→ **What you should do**
Determine the number of lines in these entries that hold the word "this". Give the number and nothing more.

→ **Stored data**
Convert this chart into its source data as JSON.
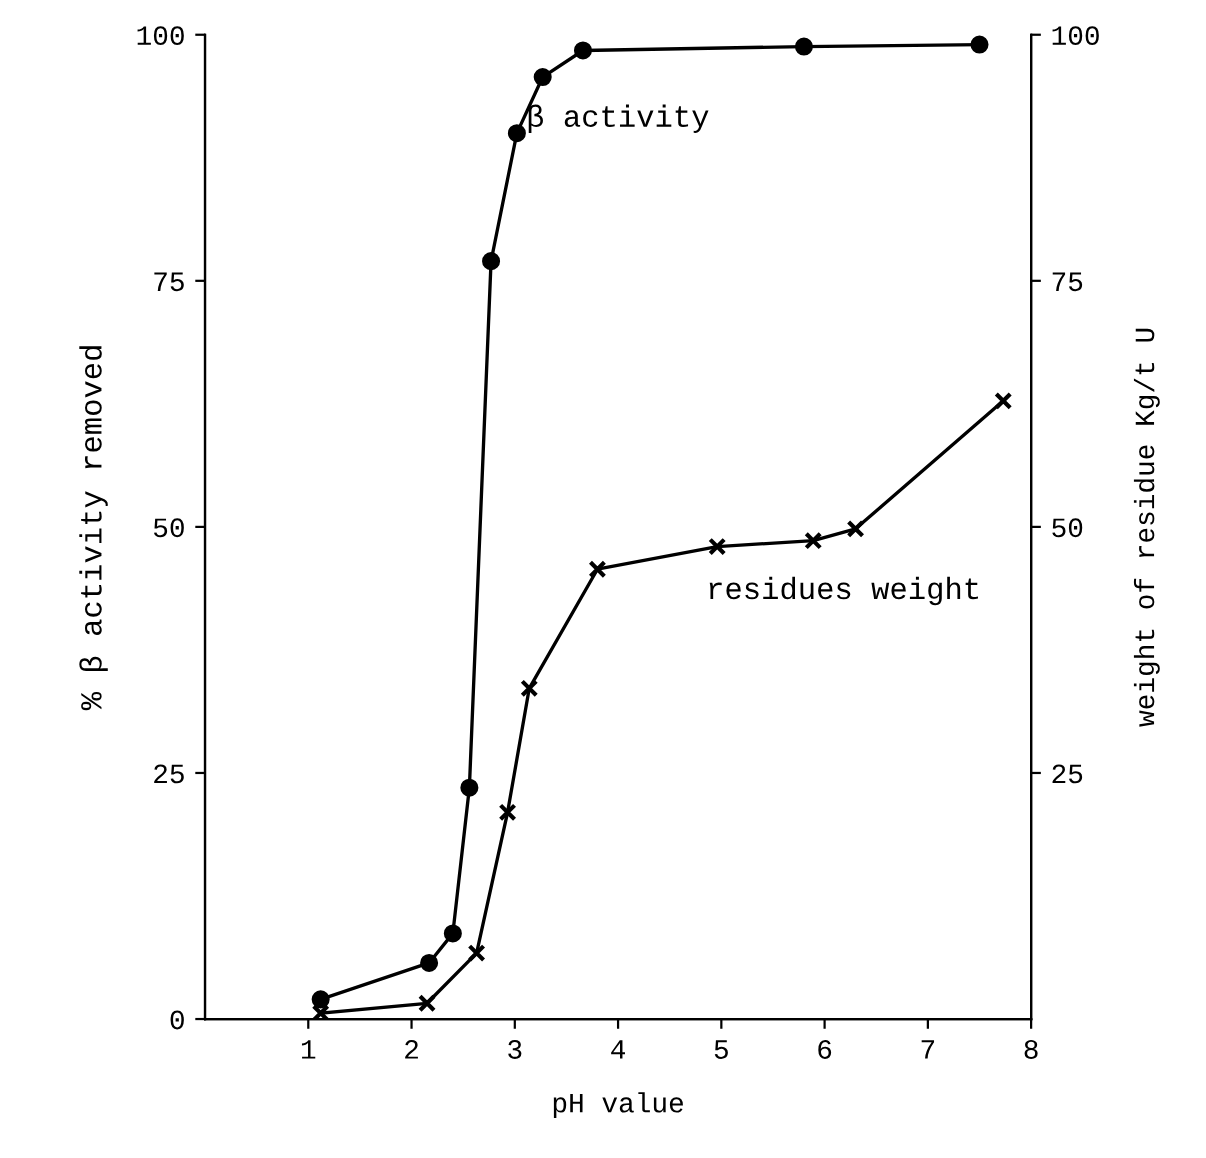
{
  "chart_data": {
    "type": "line",
    "xlabel": "pH value",
    "ylabel": "% β activity removed",
    "y2label": "weight of residue Kg/t U",
    "xlim": [
      0,
      8
    ],
    "xticks": [
      1,
      2,
      3,
      4,
      5,
      6,
      7,
      8
    ],
    "ylim": [
      0,
      100
    ],
    "yticks": [
      0,
      25,
      50,
      75,
      100
    ],
    "y2lim": [
      0,
      100
    ],
    "y2ticks": [
      25,
      50,
      75,
      100
    ],
    "grid": false,
    "legend": false,
    "line_style": "solid",
    "series": [
      {
        "name": "β activity",
        "color": "#000000",
        "marker": "circle",
        "x": [
          1.12,
          2.17,
          2.4,
          2.56,
          2.77,
          3.02,
          3.27,
          3.66,
          5.8,
          7.5
        ],
        "values": [
          2,
          5.7,
          8.7,
          23.5,
          77,
          90,
          95.7,
          98.4,
          98.8,
          99
        ]
      },
      {
        "name": "residues weight",
        "color": "#000000",
        "marker": "cross",
        "x": [
          1.12,
          2.15,
          2.63,
          2.93,
          3.14,
          3.8,
          4.96,
          5.89,
          6.3,
          7.73
        ],
        "values": [
          0.6,
          1.6,
          6.7,
          21,
          33.6,
          45.7,
          48,
          48.6,
          49.8,
          62.8
        ]
      }
    ]
  }
}
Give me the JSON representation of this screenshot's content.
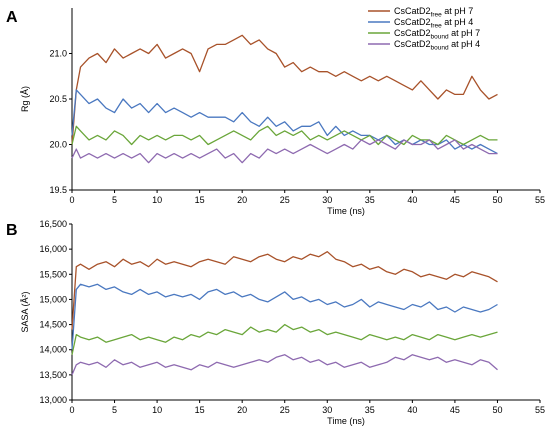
{
  "chart_data": [
    {
      "type": "line",
      "panel_label": "A",
      "xlabel": "Time (ns)",
      "ylabel": "Rg (Å)",
      "xlim": [
        0,
        55
      ],
      "ylim": [
        19.5,
        21.5
      ],
      "xticks": [
        0,
        5,
        10,
        15,
        20,
        25,
        30,
        35,
        40,
        45,
        50,
        55
      ],
      "yticks": [
        19.5,
        20.0,
        20.5,
        21.0
      ],
      "ytick_labels": [
        "19.5",
        "20.0",
        "20.5",
        "21.0"
      ],
      "grid": false,
      "legend_position": "top-right",
      "series": [
        {
          "name": "CsCatD2free at pH 7",
          "name_base": "CsCatD2",
          "name_sub": "free",
          "name_tail": " at pH 7",
          "color": "#a8522a",
          "x": [
            0,
            0.5,
            1,
            2,
            3,
            4,
            5,
            6,
            7,
            8,
            9,
            10,
            11,
            12,
            13,
            14,
            15,
            16,
            17,
            18,
            19,
            20,
            21,
            22,
            23,
            24,
            25,
            26,
            27,
            28,
            29,
            30,
            31,
            32,
            33,
            34,
            35,
            36,
            37,
            38,
            39,
            40,
            41,
            42,
            43,
            44,
            45,
            46,
            47,
            48,
            49,
            50
          ],
          "y": [
            20.0,
            20.6,
            20.85,
            20.95,
            21.0,
            20.9,
            21.05,
            20.95,
            21.0,
            21.05,
            21.0,
            21.1,
            20.95,
            21.0,
            21.05,
            21.0,
            20.8,
            21.05,
            21.1,
            21.1,
            21.15,
            21.2,
            21.1,
            21.15,
            21.05,
            21.0,
            20.85,
            20.9,
            20.8,
            20.85,
            20.8,
            20.8,
            20.75,
            20.8,
            20.75,
            20.7,
            20.75,
            20.7,
            20.75,
            20.7,
            20.65,
            20.6,
            20.7,
            20.6,
            20.5,
            20.6,
            20.55,
            20.55,
            20.75,
            20.6,
            20.5,
            20.55
          ]
        },
        {
          "name": "CsCatD2free at pH 4",
          "name_base": "CsCatD2",
          "name_sub": "free",
          "name_tail": " at pH 4",
          "color": "#4a78c0",
          "x": [
            0,
            0.5,
            1,
            2,
            3,
            4,
            5,
            6,
            7,
            8,
            9,
            10,
            11,
            12,
            13,
            14,
            15,
            16,
            17,
            18,
            19,
            20,
            21,
            22,
            23,
            24,
            25,
            26,
            27,
            28,
            29,
            30,
            31,
            32,
            33,
            34,
            35,
            36,
            37,
            38,
            39,
            40,
            41,
            42,
            43,
            44,
            45,
            46,
            47,
            48,
            49,
            50
          ],
          "y": [
            20.1,
            20.6,
            20.55,
            20.45,
            20.5,
            20.4,
            20.35,
            20.5,
            20.4,
            20.45,
            20.35,
            20.45,
            20.35,
            20.4,
            20.35,
            20.3,
            20.35,
            20.3,
            20.3,
            20.3,
            20.25,
            20.35,
            20.25,
            20.2,
            20.3,
            20.2,
            20.25,
            20.15,
            20.2,
            20.2,
            20.25,
            20.1,
            20.2,
            20.1,
            20.15,
            20.1,
            20.1,
            20.05,
            20.1,
            20.0,
            20.05,
            20.0,
            20.05,
            20.0,
            20.0,
            20.05,
            19.95,
            20.0,
            19.95,
            20.0,
            19.95,
            19.9
          ]
        },
        {
          "name": "CsCatD2bound at pH 7",
          "name_base": "CsCatD2",
          "name_sub": "bound",
          "name_tail": " at pH 7",
          "color": "#6aa63a",
          "x": [
            0,
            0.5,
            1,
            2,
            3,
            4,
            5,
            6,
            7,
            8,
            9,
            10,
            11,
            12,
            13,
            14,
            15,
            16,
            17,
            18,
            19,
            20,
            21,
            22,
            23,
            24,
            25,
            26,
            27,
            28,
            29,
            30,
            31,
            32,
            33,
            34,
            35,
            36,
            37,
            38,
            39,
            40,
            41,
            42,
            43,
            44,
            45,
            46,
            47,
            48,
            49,
            50
          ],
          "y": [
            20.0,
            20.2,
            20.15,
            20.05,
            20.1,
            20.05,
            20.15,
            20.1,
            20.0,
            20.1,
            20.05,
            20.1,
            20.05,
            20.1,
            20.1,
            20.05,
            20.1,
            20.0,
            20.05,
            20.1,
            20.15,
            20.1,
            20.05,
            20.15,
            20.2,
            20.1,
            20.15,
            20.1,
            20.15,
            20.05,
            20.1,
            20.05,
            20.1,
            20.15,
            20.1,
            20.05,
            20.1,
            20.0,
            20.1,
            20.05,
            20.0,
            20.1,
            20.05,
            20.05,
            20.0,
            20.1,
            20.05,
            20.0,
            20.05,
            20.1,
            20.05,
            20.05
          ]
        },
        {
          "name": "CsCatD2bound at pH 4",
          "name_base": "CsCatD2",
          "name_sub": "bound",
          "name_tail": " at pH 4",
          "color": "#8e6ab0",
          "x": [
            0,
            0.5,
            1,
            2,
            3,
            4,
            5,
            6,
            7,
            8,
            9,
            10,
            11,
            12,
            13,
            14,
            15,
            16,
            17,
            18,
            19,
            20,
            21,
            22,
            23,
            24,
            25,
            26,
            27,
            28,
            29,
            30,
            31,
            32,
            33,
            34,
            35,
            36,
            37,
            38,
            39,
            40,
            41,
            42,
            43,
            44,
            45,
            46,
            47,
            48,
            49,
            50
          ],
          "y": [
            19.85,
            19.95,
            19.85,
            19.9,
            19.85,
            19.9,
            19.85,
            19.9,
            19.85,
            19.9,
            19.8,
            19.9,
            19.85,
            19.9,
            19.85,
            19.9,
            19.85,
            19.9,
            19.95,
            19.85,
            19.9,
            19.8,
            19.9,
            19.85,
            19.95,
            19.9,
            19.95,
            19.9,
            19.95,
            20.0,
            19.95,
            19.9,
            19.95,
            20.0,
            19.95,
            20.05,
            20.0,
            20.05,
            20.0,
            19.95,
            20.05,
            20.0,
            20.0,
            20.05,
            19.95,
            20.0,
            20.05,
            19.95,
            20.0,
            19.95,
            19.9,
            19.9
          ]
        }
      ]
    },
    {
      "type": "line",
      "panel_label": "B",
      "xlabel": "Time (ns)",
      "ylabel": "SASA (Å²)",
      "xlim": [
        0,
        55
      ],
      "ylim": [
        13000,
        16500
      ],
      "xticks": [
        0,
        5,
        10,
        15,
        20,
        25,
        30,
        35,
        40,
        45,
        50,
        55
      ],
      "yticks": [
        13000,
        13500,
        14000,
        14500,
        15000,
        15500,
        16000,
        16500
      ],
      "ytick_labels": [
        "13,000",
        "13,500",
        "14,000",
        "14,500",
        "15,000",
        "15,500",
        "16,000",
        "16,500"
      ],
      "grid": false,
      "series": [
        {
          "name": "CsCatD2free at pH 7",
          "color": "#a8522a",
          "x": [
            0,
            0.5,
            1,
            2,
            3,
            4,
            5,
            6,
            7,
            8,
            9,
            10,
            11,
            12,
            13,
            14,
            15,
            16,
            17,
            18,
            19,
            20,
            21,
            22,
            23,
            24,
            25,
            26,
            27,
            28,
            29,
            30,
            31,
            32,
            33,
            34,
            35,
            36,
            37,
            38,
            39,
            40,
            41,
            42,
            43,
            44,
            45,
            46,
            47,
            48,
            49,
            50
          ],
          "y": [
            14400,
            15650,
            15700,
            15600,
            15700,
            15750,
            15650,
            15800,
            15700,
            15750,
            15650,
            15800,
            15700,
            15750,
            15700,
            15650,
            15750,
            15800,
            15750,
            15700,
            15850,
            15800,
            15750,
            15850,
            15900,
            15800,
            15750,
            15850,
            15800,
            15900,
            15850,
            15950,
            15800,
            15750,
            15650,
            15700,
            15600,
            15650,
            15550,
            15500,
            15600,
            15550,
            15450,
            15500,
            15450,
            15400,
            15500,
            15450,
            15550,
            15500,
            15450,
            15350
          ]
        },
        {
          "name": "CsCatD2free at pH 4",
          "color": "#4a78c0",
          "x": [
            0,
            0.5,
            1,
            2,
            3,
            4,
            5,
            6,
            7,
            8,
            9,
            10,
            11,
            12,
            13,
            14,
            15,
            16,
            17,
            18,
            19,
            20,
            21,
            22,
            23,
            24,
            25,
            26,
            27,
            28,
            29,
            30,
            31,
            32,
            33,
            34,
            35,
            36,
            37,
            38,
            39,
            40,
            41,
            42,
            43,
            44,
            45,
            46,
            47,
            48,
            49,
            50
          ],
          "y": [
            14000,
            15200,
            15300,
            15250,
            15300,
            15200,
            15250,
            15150,
            15100,
            15200,
            15100,
            15150,
            15050,
            15100,
            15050,
            15100,
            15000,
            15150,
            15200,
            15100,
            15150,
            15050,
            15100,
            15000,
            14950,
            15050,
            15150,
            15000,
            15050,
            14950,
            15000,
            14900,
            14950,
            14850,
            14900,
            15000,
            14850,
            14950,
            14900,
            14850,
            14800,
            14900,
            14850,
            14950,
            14800,
            14850,
            14750,
            14850,
            14800,
            14750,
            14800,
            14900
          ]
        },
        {
          "name": "CsCatD2bound at pH 7",
          "color": "#6aa63a",
          "x": [
            0,
            0.5,
            1,
            2,
            3,
            4,
            5,
            6,
            7,
            8,
            9,
            10,
            11,
            12,
            13,
            14,
            15,
            16,
            17,
            18,
            19,
            20,
            21,
            22,
            23,
            24,
            25,
            26,
            27,
            28,
            29,
            30,
            31,
            32,
            33,
            34,
            35,
            36,
            37,
            38,
            39,
            40,
            41,
            42,
            43,
            44,
            45,
            46,
            47,
            48,
            49,
            50
          ],
          "y": [
            13900,
            14300,
            14250,
            14200,
            14250,
            14150,
            14200,
            14250,
            14300,
            14200,
            14250,
            14200,
            14150,
            14250,
            14200,
            14300,
            14250,
            14350,
            14300,
            14400,
            14350,
            14300,
            14450,
            14350,
            14400,
            14350,
            14500,
            14400,
            14450,
            14350,
            14400,
            14300,
            14350,
            14300,
            14250,
            14200,
            14300,
            14250,
            14200,
            14250,
            14200,
            14300,
            14250,
            14200,
            14300,
            14250,
            14200,
            14250,
            14300,
            14250,
            14300,
            14350
          ]
        },
        {
          "name": "CsCatD2bound at pH 4",
          "color": "#8e6ab0",
          "x": [
            0,
            0.5,
            1,
            2,
            3,
            4,
            5,
            6,
            7,
            8,
            9,
            10,
            11,
            12,
            13,
            14,
            15,
            16,
            17,
            18,
            19,
            20,
            21,
            22,
            23,
            24,
            25,
            26,
            27,
            28,
            29,
            30,
            31,
            32,
            33,
            34,
            35,
            36,
            37,
            38,
            39,
            40,
            41,
            42,
            43,
            44,
            45,
            46,
            47,
            48,
            49,
            50
          ],
          "y": [
            13500,
            13700,
            13750,
            13700,
            13750,
            13650,
            13800,
            13700,
            13750,
            13650,
            13700,
            13750,
            13650,
            13700,
            13650,
            13600,
            13700,
            13650,
            13750,
            13700,
            13650,
            13700,
            13750,
            13800,
            13750,
            13850,
            13900,
            13800,
            13850,
            13750,
            13800,
            13700,
            13750,
            13650,
            13700,
            13750,
            13650,
            13700,
            13750,
            13850,
            13800,
            13900,
            13850,
            13800,
            13850,
            13750,
            13800,
            13750,
            13700,
            13800,
            13750,
            13600
          ]
        }
      ]
    }
  ]
}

→ **Correct result**
2